→ Instructions to follow: Copy out each line of the entries below in which the string "energy" appears.

→ Data supplied:
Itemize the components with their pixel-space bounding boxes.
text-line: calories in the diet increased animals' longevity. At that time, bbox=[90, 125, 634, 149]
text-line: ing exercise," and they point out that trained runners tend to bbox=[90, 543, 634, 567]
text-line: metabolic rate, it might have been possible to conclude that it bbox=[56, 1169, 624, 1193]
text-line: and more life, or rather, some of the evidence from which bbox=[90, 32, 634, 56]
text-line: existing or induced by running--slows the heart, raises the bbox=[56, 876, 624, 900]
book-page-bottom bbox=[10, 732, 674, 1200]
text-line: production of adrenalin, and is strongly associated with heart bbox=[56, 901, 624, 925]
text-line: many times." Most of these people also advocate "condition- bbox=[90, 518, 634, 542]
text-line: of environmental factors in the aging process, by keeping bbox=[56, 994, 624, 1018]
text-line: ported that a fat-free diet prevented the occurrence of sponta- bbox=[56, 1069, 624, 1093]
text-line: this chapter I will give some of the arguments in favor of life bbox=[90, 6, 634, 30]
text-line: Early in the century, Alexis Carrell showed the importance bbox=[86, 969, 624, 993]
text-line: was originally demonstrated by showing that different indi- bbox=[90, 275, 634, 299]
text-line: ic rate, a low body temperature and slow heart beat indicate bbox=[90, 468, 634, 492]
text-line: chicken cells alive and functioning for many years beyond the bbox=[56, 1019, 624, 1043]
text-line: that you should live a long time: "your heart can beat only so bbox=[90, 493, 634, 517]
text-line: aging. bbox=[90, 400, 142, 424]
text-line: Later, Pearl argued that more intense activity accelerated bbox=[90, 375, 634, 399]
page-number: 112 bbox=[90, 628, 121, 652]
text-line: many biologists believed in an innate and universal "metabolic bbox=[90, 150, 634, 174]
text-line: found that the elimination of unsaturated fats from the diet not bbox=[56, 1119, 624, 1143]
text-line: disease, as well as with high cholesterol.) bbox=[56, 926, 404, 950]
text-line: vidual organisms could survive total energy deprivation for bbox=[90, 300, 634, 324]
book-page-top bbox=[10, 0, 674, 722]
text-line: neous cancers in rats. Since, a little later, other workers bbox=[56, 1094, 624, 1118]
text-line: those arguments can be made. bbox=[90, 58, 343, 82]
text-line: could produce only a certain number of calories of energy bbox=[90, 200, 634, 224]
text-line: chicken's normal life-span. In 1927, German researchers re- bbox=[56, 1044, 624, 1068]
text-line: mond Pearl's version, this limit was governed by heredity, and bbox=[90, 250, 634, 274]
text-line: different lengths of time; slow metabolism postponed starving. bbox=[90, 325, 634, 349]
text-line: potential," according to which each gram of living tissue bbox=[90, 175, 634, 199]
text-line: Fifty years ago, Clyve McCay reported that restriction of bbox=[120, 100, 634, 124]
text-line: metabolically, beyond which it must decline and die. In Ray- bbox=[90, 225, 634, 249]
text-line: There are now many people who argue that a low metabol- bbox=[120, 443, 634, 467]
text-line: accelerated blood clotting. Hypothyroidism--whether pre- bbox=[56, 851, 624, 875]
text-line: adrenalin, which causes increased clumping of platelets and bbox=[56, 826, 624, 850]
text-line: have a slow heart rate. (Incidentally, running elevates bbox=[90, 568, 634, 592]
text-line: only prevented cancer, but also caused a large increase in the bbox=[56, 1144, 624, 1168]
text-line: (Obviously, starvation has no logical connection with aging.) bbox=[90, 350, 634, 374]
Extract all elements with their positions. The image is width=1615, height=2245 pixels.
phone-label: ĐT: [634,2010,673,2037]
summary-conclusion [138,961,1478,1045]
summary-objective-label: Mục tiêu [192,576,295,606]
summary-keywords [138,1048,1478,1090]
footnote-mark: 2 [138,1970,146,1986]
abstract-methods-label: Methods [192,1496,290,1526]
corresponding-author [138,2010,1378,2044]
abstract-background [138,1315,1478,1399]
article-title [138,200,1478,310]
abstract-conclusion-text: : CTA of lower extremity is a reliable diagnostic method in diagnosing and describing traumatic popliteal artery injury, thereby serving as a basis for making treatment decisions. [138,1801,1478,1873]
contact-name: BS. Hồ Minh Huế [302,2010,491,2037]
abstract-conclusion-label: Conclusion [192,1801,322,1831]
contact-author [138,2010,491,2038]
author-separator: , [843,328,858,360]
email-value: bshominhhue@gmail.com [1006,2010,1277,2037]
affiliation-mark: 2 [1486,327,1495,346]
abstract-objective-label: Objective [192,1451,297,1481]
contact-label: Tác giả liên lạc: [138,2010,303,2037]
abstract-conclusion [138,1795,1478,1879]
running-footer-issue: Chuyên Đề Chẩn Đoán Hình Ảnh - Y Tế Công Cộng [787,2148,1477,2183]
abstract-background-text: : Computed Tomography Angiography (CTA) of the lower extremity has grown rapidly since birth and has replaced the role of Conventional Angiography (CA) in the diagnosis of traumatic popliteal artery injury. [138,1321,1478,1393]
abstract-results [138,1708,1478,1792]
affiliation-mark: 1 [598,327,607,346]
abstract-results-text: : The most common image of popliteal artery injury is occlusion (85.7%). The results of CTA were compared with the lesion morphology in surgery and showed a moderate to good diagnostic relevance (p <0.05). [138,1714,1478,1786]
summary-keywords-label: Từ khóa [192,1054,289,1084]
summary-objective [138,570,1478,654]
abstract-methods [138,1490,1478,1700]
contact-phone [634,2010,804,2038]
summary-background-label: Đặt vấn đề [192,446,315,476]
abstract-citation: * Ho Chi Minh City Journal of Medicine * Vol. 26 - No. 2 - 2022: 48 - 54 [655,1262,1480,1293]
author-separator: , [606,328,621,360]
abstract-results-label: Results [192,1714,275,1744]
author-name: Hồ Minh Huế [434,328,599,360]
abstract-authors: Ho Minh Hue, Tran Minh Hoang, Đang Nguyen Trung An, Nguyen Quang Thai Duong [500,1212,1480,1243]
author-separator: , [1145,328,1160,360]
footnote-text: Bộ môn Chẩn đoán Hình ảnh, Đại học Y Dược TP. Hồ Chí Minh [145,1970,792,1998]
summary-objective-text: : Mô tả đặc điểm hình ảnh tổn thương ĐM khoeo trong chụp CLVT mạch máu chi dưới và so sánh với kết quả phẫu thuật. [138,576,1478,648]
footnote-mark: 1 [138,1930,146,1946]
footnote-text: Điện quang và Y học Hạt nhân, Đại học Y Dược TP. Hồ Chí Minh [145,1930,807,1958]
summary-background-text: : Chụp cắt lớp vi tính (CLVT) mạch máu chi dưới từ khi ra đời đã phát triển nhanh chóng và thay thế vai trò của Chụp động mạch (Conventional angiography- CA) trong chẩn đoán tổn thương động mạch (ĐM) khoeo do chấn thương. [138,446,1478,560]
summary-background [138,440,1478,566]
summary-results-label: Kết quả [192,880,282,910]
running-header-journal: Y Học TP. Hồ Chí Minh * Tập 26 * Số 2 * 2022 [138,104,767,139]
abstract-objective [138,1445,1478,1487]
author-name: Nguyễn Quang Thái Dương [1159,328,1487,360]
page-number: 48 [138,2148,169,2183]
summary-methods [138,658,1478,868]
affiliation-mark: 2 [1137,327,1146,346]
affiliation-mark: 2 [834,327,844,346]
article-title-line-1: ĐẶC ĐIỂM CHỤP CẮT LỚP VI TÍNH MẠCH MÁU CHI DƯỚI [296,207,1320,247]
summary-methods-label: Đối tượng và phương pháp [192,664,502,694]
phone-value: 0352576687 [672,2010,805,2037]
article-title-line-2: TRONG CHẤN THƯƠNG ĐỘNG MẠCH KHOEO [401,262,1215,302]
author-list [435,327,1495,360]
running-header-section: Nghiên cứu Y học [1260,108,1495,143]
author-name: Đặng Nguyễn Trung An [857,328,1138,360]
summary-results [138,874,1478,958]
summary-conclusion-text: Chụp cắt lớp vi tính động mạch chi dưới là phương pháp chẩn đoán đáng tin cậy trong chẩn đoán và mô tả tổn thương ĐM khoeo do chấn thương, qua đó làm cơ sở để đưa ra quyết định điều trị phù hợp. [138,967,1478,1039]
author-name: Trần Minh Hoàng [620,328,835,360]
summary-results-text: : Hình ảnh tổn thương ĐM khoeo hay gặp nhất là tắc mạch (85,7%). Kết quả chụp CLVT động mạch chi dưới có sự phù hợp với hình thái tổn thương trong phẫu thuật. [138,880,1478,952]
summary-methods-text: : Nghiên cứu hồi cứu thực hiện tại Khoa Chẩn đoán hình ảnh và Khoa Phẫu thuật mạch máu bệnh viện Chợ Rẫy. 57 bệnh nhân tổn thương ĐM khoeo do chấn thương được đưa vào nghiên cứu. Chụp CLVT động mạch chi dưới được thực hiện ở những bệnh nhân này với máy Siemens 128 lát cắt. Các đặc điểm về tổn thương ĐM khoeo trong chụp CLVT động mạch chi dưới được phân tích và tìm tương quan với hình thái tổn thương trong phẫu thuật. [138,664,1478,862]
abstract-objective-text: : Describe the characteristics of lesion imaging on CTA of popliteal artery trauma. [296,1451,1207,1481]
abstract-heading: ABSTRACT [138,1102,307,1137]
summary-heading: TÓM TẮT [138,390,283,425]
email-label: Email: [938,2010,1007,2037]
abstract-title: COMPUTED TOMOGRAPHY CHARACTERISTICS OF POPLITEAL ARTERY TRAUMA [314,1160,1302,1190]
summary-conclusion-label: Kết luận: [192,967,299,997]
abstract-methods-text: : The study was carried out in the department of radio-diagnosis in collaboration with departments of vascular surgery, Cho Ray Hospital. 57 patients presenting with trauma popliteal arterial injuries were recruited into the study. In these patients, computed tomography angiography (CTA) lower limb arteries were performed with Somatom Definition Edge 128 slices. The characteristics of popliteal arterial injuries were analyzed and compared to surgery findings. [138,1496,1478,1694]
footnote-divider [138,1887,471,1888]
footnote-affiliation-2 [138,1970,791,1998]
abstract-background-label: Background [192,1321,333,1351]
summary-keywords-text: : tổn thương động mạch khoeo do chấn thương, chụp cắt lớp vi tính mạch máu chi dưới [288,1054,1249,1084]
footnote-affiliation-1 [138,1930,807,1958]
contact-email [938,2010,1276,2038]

→ Task solution:
text-line: vidual organisms could survive total energy deprivation for bbox=[90, 300, 634, 324]
text-line: could produce only a certain number of calories of energy bbox=[90, 200, 634, 224]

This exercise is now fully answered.